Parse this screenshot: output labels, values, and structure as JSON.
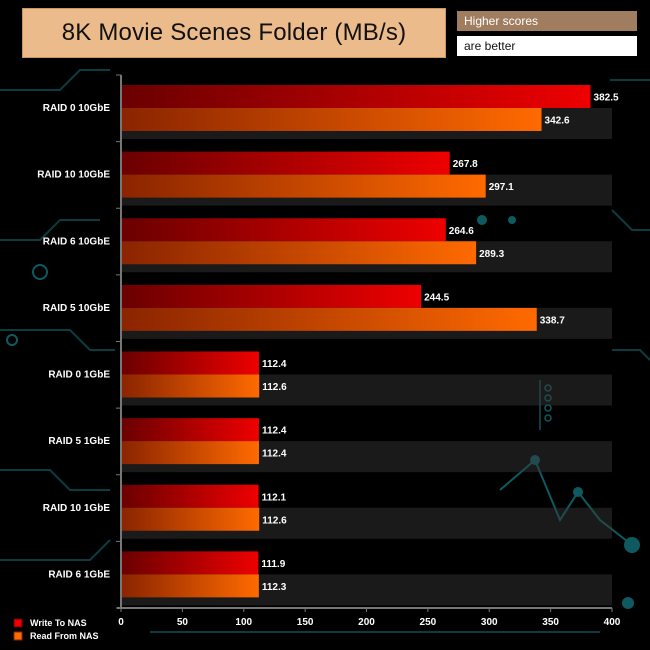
{
  "header": {
    "title": "8K Movie Scenes Folder (MB/s)",
    "note_line1": "Higher scores",
    "note_line2": "are better"
  },
  "colors": {
    "write": "#ee0000",
    "write_dark": "#6a0000",
    "read": "#ff6a00",
    "read_dark": "#8a2400",
    "title_bg": "#ebbb8b"
  },
  "chart_data": {
    "type": "bar",
    "orientation": "horizontal",
    "title": "8K Movie Scenes Folder (MB/s)",
    "categories": [
      "RAID 0 10GbE",
      "RAID 10 10GbE",
      "RAID 6 10GbE",
      "RAID 5 10GbE",
      "RAID 0 1GbE",
      "RAID 5 1GbE",
      "RAID 10 1GbE",
      "RAID 6 1GbE"
    ],
    "series": [
      {
        "name": "Write To NAS",
        "values": [
          382.5,
          267.8,
          264.6,
          244.5,
          112.4,
          112.4,
          112.1,
          111.9
        ]
      },
      {
        "name": "Read From NAS",
        "values": [
          342.6,
          297.1,
          289.3,
          338.7,
          112.6,
          112.4,
          112.6,
          112.3
        ]
      }
    ],
    "value_labels": {
      "Write To NAS": [
        "382.5",
        "267.8",
        "264.6",
        "244.5",
        "112.4",
        "112.4",
        "112.1",
        "111.9"
      ],
      "Read From NAS": [
        "342.6",
        "297.1",
        "289.3",
        "338.7",
        "112.6",
        "112.4",
        "112.6",
        "112.3"
      ]
    },
    "xlim": [
      0,
      400
    ],
    "xticks": [
      "0",
      "50",
      "100",
      "150",
      "200",
      "250",
      "300",
      "350",
      "400"
    ],
    "legend": "bottom-left",
    "grid": false
  }
}
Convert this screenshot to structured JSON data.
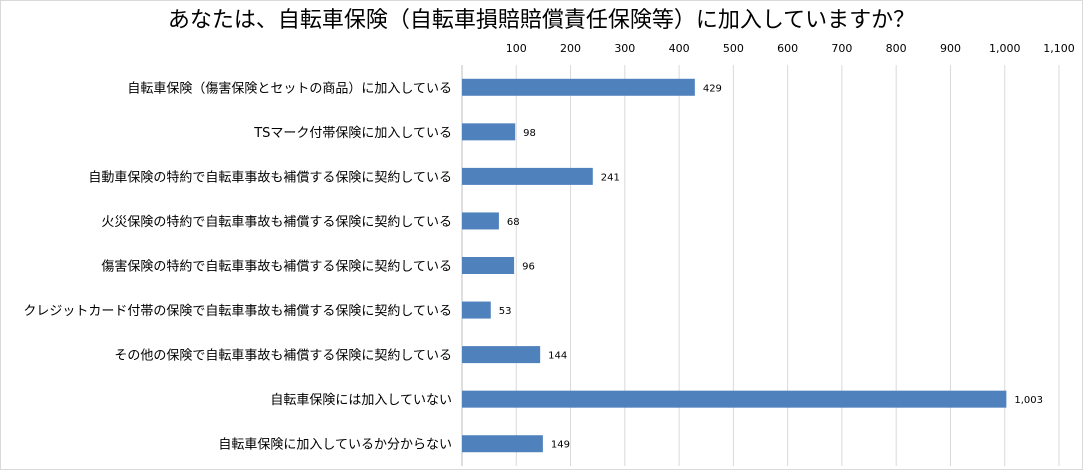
{
  "chart_data": {
    "type": "bar",
    "orientation": "horizontal",
    "title": "あなたは、自転車保険（自転車損賠賠償責任保険等）に加入していますか？",
    "categories": [
      "自転車保険（傷害保険とセットの商品）に加入している",
      "TSマーク付帯保険に加入している",
      "自動車保険の特約で自転車事故も補償する保険に契約している",
      "火災保険の特約で自転車事故も補償する保険に契約している",
      "傷害保険の特約で自転車事故も補償する保険に契約している",
      "クレジットカード付帯の保険で自転車事故も補償する保険に契約している",
      "その他の保険で自転車事故も補償する保険に契約している",
      "自転車保険には加入していない",
      "自転車保険に加入しているか分からない"
    ],
    "values": [
      429,
      98,
      241,
      68,
      96,
      53,
      144,
      1003,
      149
    ],
    "data_labels": [
      "429",
      "98",
      "241",
      "68",
      "96",
      "53",
      "144",
      "1,003",
      "149"
    ],
    "xlim": [
      0,
      1100
    ],
    "ticks": [
      100,
      200,
      300,
      400,
      500,
      600,
      700,
      800,
      900,
      1000,
      1100
    ],
    "tick_labels": [
      "100",
      "200",
      "300",
      "400",
      "500",
      "600",
      "700",
      "800",
      "900",
      "1,000",
      "1,100"
    ],
    "axis_position": "top",
    "grid": true,
    "bar_color": "#4f81bd",
    "grid_color": "#d9d9d9"
  }
}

::::::::

- [Exercise objective]: All of the entries above should be copied exactly, except for the pictures.

- [Result for this task]:
Parse this screenshot: output labels, values, and structure as JSON.
{
  "header": {
    "title": "8K Movie Scenes Folder (MB/s)",
    "note_line1": "Higher scores",
    "note_line2": "are better"
  },
  "colors": {
    "write": "#ee0000",
    "write_dark": "#6a0000",
    "read": "#ff6a00",
    "read_dark": "#8a2400",
    "title_bg": "#ebbb8b"
  },
  "chart_data": {
    "type": "bar",
    "orientation": "horizontal",
    "title": "8K Movie Scenes Folder (MB/s)",
    "categories": [
      "RAID 0 10GbE",
      "RAID 10 10GbE",
      "RAID 6 10GbE",
      "RAID 5 10GbE",
      "RAID 0 1GbE",
      "RAID 5 1GbE",
      "RAID 10 1GbE",
      "RAID 6 1GbE"
    ],
    "series": [
      {
        "name": "Write To NAS",
        "values": [
          382.5,
          267.8,
          264.6,
          244.5,
          112.4,
          112.4,
          112.1,
          111.9
        ]
      },
      {
        "name": "Read From NAS",
        "values": [
          342.6,
          297.1,
          289.3,
          338.7,
          112.6,
          112.4,
          112.6,
          112.3
        ]
      }
    ],
    "value_labels": {
      "Write To NAS": [
        "382.5",
        "267.8",
        "264.6",
        "244.5",
        "112.4",
        "112.4",
        "112.1",
        "111.9"
      ],
      "Read From NAS": [
        "342.6",
        "297.1",
        "289.3",
        "338.7",
        "112.6",
        "112.4",
        "112.6",
        "112.3"
      ]
    },
    "xlim": [
      0,
      400
    ],
    "xticks": [
      "0",
      "50",
      "100",
      "150",
      "200",
      "250",
      "300",
      "350",
      "400"
    ],
    "legend": "bottom-left",
    "grid": false
  }
}
Convert this screenshot to structured JSON data.
{
  "chart_data": {
    "type": "bar",
    "orientation": "horizontal",
    "title": "あなたは、自転車保険（自転車損賠賠償責任保険等）に加入していますか？",
    "categories": [
      "自転車保険（傷害保険とセットの商品）に加入している",
      "TSマーク付帯保険に加入している",
      "自動車保険の特約で自転車事故も補償する保険に契約している",
      "火災保険の特約で自転車事故も補償する保険に契約している",
      "傷害保険の特約で自転車事故も補償する保険に契約している",
      "クレジットカード付帯の保険で自転車事故も補償する保険に契約している",
      "その他の保険で自転車事故も補償する保険に契約している",
      "自転車保険には加入していない",
      "自転車保険に加入しているか分からない"
    ],
    "values": [
      429,
      98,
      241,
      68,
      96,
      53,
      144,
      1003,
      149
    ],
    "data_labels": [
      "429",
      "98",
      "241",
      "68",
      "96",
      "53",
      "144",
      "1,003",
      "149"
    ],
    "xlim": [
      0,
      1100
    ],
    "ticks": [
      100,
      200,
      300,
      400,
      500,
      600,
      700,
      800,
      900,
      1000,
      1100
    ],
    "tick_labels": [
      "100",
      "200",
      "300",
      "400",
      "500",
      "600",
      "700",
      "800",
      "900",
      "1,000",
      "1,100"
    ],
    "axis_position": "top",
    "grid": true,
    "bar_color": "#4f81bd",
    "grid_color": "#d9d9d9"
  }
}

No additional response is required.